> **Required task**
Read the records below. Copy each line where the string "polarctf" occurs.

> **Data for the task**
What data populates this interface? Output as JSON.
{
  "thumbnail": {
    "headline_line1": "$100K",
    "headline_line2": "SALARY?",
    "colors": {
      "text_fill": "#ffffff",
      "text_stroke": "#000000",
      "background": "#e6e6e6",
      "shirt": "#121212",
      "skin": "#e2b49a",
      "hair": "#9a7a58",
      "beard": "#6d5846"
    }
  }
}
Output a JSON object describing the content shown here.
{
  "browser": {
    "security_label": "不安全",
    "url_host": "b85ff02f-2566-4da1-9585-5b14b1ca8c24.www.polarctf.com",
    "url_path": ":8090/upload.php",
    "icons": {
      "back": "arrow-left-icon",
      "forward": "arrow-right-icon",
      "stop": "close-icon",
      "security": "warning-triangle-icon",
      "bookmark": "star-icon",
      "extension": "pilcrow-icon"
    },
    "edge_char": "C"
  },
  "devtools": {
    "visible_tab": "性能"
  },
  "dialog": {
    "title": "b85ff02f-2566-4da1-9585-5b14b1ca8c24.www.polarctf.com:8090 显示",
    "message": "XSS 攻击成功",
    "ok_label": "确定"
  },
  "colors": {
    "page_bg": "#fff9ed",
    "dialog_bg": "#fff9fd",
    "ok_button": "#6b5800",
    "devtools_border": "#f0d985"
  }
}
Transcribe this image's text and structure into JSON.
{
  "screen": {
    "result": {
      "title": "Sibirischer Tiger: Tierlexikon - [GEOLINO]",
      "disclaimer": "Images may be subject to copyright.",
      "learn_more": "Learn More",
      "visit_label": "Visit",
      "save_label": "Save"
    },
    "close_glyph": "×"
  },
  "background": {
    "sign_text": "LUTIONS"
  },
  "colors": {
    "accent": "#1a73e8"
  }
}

> **Answer**
    "url_host": "b85ff02f-2566-4da1-9585-5b14b1ca8c24.www.polarctf.com",
    "title": "b85ff02f-2566-4da1-9585-5b14b1ca8c24.www.polarctf.com:8090 显示",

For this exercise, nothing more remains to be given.